> [Records that describe figures]
--- START ---

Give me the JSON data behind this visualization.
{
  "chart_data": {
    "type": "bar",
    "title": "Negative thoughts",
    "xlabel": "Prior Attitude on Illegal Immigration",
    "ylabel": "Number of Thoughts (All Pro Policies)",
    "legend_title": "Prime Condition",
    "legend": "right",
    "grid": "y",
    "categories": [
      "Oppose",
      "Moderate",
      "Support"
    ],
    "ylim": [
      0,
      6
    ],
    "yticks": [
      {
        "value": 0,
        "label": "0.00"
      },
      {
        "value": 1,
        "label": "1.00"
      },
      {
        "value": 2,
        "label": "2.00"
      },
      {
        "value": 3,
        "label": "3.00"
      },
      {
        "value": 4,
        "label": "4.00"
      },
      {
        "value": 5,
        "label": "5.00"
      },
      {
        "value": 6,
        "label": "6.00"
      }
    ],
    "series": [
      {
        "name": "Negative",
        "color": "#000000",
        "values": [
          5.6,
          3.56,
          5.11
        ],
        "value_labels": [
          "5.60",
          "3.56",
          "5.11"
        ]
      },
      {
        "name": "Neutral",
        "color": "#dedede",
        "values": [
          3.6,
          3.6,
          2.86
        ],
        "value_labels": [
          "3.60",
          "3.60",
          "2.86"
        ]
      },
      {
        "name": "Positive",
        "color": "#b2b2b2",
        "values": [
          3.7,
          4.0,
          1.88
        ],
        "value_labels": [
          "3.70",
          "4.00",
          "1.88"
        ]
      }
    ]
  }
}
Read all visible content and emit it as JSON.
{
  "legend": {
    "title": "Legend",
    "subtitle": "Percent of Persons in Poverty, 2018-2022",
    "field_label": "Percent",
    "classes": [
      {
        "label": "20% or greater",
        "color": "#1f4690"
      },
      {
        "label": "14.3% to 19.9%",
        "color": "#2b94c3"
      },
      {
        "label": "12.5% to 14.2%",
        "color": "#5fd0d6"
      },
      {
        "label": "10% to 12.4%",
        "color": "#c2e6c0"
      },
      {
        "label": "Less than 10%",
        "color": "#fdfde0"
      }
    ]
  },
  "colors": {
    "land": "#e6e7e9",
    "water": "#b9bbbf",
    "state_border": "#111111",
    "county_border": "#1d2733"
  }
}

--- END ---

> [EXERCISE GOAL] Reproduce each entry exactly, leaving out nothing.

> [SOLVED EXERCISE]
Give me the JSON data behind this visualization.
{
  "chart_data": {
    "type": "bar",
    "title": "Negative thoughts",
    "xlabel": "Prior Attitude on Illegal Immigration",
    "ylabel": "Number of Thoughts (All Pro Policies)",
    "legend_title": "Prime Condition",
    "legend": "right",
    "grid": "y",
    "categories": [
      "Oppose",
      "Moderate",
      "Support"
    ],
    "ylim": [
      0,
      6
    ],
    "yticks": [
      {
        "value": 0,
        "label": "0.00"
      },
      {
        "value": 1,
        "label": "1.00"
      },
      {
        "value": 2,
        "label": "2.00"
      },
      {
        "value": 3,
        "label": "3.00"
      },
      {
        "value": 4,
        "label": "4.00"
      },
      {
        "value": 5,
        "label": "5.00"
      },
      {
        "value": 6,
        "label": "6.00"
      }
    ],
    "series": [
      {
        "name": "Negative",
        "color": "#000000",
        "values": [
          5.6,
          3.56,
          5.11
        ],
        "value_labels": [
          "5.60",
          "3.56",
          "5.11"
        ]
      },
      {
        "name": "Neutral",
        "color": "#dedede",
        "values": [
          3.6,
          3.6,
          2.86
        ],
        "value_labels": [
          "3.60",
          "3.60",
          "2.86"
        ]
      },
      {
        "name": "Positive",
        "color": "#b2b2b2",
        "values": [
          3.7,
          4.0,
          1.88
        ],
        "value_labels": [
          "3.70",
          "4.00",
          "1.88"
        ]
      }
    ]
  }
}
Read all visible content and emit it as JSON.
{
  "legend": {
    "title": "Legend",
    "subtitle": "Percent of Persons in Poverty, 2018-2022",
    "field_label": "Percent",
    "classes": [
      {
        "label": "20% or greater",
        "color": "#1f4690"
      },
      {
        "label": "14.3% to 19.9%",
        "color": "#2b94c3"
      },
      {
        "label": "12.5% to 14.2%",
        "color": "#5fd0d6"
      },
      {
        "label": "10% to 12.4%",
        "color": "#c2e6c0"
      },
      {
        "label": "Less than 10%",
        "color": "#fdfde0"
      }
    ]
  },
  "colors": {
    "land": "#e6e7e9",
    "water": "#b9bbbf",
    "state_border": "#111111",
    "county_border": "#1d2733"
  }
}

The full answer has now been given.